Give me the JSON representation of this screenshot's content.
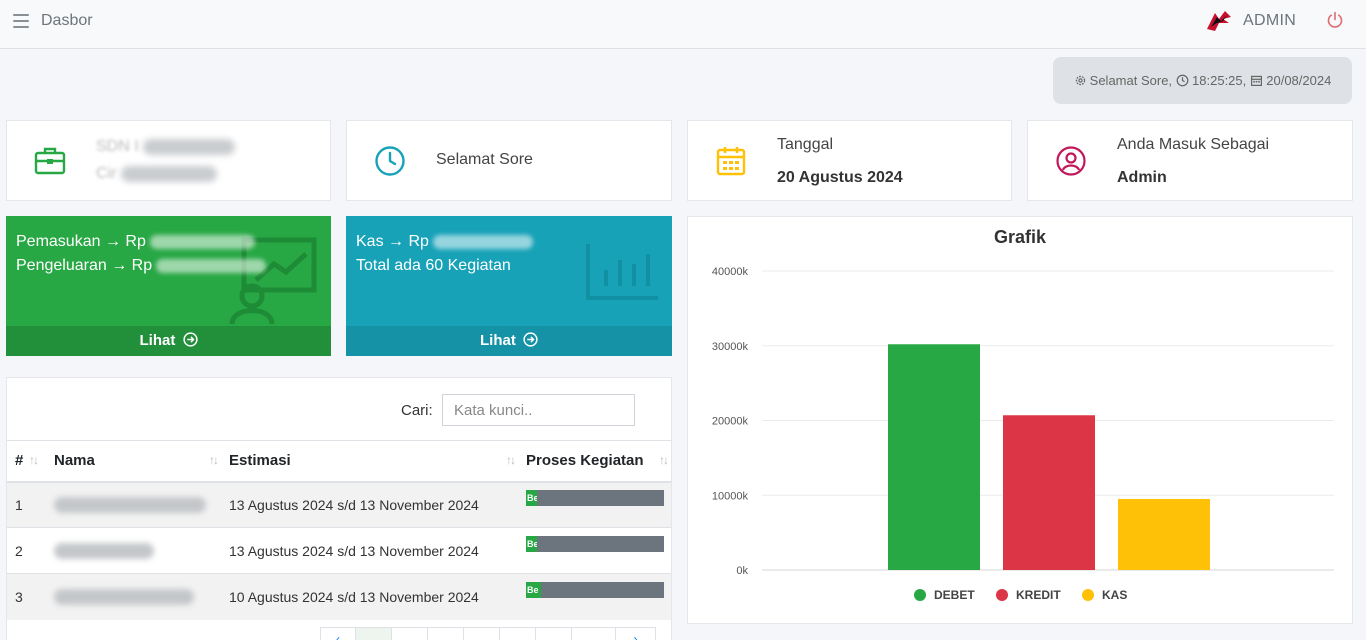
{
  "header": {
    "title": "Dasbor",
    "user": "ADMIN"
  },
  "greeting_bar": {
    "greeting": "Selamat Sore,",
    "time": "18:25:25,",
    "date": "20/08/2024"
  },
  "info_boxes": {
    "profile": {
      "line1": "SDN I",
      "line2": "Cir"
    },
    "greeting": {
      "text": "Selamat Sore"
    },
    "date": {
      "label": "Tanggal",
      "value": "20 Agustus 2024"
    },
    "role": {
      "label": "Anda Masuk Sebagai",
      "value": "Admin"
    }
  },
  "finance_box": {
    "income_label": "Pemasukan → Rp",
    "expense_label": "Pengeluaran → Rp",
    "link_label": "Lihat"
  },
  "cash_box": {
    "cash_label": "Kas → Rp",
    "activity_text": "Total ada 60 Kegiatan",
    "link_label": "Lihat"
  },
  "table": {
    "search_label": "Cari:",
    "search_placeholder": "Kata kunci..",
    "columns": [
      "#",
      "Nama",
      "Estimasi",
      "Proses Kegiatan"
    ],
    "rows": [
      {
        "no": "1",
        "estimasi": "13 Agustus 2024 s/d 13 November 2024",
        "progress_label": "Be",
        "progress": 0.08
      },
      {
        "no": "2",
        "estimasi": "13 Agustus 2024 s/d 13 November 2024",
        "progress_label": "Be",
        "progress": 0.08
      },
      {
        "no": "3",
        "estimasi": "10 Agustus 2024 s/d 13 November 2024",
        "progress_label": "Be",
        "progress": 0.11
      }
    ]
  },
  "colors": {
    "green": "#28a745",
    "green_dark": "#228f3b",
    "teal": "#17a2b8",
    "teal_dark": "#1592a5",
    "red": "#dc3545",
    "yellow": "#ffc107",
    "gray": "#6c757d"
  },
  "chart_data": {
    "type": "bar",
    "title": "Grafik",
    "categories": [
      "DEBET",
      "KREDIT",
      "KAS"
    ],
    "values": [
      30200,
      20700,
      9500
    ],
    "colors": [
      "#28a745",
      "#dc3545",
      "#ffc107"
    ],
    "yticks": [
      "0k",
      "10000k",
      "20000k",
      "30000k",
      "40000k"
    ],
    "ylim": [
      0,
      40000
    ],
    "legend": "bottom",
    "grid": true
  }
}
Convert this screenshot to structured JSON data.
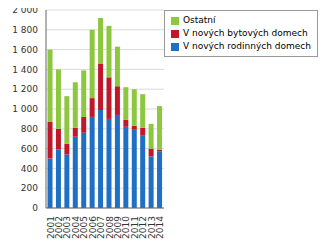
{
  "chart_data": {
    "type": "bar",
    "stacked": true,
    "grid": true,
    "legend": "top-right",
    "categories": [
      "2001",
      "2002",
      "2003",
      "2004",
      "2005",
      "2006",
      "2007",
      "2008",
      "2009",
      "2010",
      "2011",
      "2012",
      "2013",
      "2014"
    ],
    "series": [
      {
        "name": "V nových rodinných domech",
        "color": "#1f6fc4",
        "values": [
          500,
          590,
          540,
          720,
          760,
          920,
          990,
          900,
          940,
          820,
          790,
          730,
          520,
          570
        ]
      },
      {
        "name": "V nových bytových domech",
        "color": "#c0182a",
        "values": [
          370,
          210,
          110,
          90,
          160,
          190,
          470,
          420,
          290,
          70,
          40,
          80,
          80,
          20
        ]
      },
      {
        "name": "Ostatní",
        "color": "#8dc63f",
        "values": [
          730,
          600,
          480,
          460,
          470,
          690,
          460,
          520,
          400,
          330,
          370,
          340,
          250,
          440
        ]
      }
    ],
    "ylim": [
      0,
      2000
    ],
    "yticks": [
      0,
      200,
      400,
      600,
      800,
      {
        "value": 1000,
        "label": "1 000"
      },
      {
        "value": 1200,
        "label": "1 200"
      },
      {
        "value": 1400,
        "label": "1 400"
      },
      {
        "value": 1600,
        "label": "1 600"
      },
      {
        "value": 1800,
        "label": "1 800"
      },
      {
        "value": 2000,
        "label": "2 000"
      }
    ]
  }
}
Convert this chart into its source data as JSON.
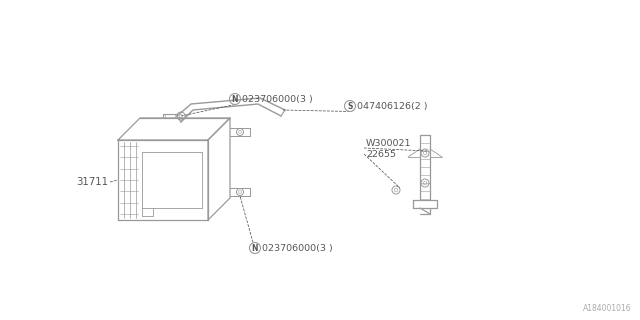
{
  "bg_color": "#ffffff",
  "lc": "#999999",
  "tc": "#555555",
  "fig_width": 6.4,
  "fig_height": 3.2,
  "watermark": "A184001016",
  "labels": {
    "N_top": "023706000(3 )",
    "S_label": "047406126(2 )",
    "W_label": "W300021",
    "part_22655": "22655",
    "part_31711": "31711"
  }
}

■ ■ ■ ■

Locate the word "screenshot" in the records and collect each line it appears in.

Give me the JSON representation of this screenshot's content.
Convert this screenshot to structured JSON data.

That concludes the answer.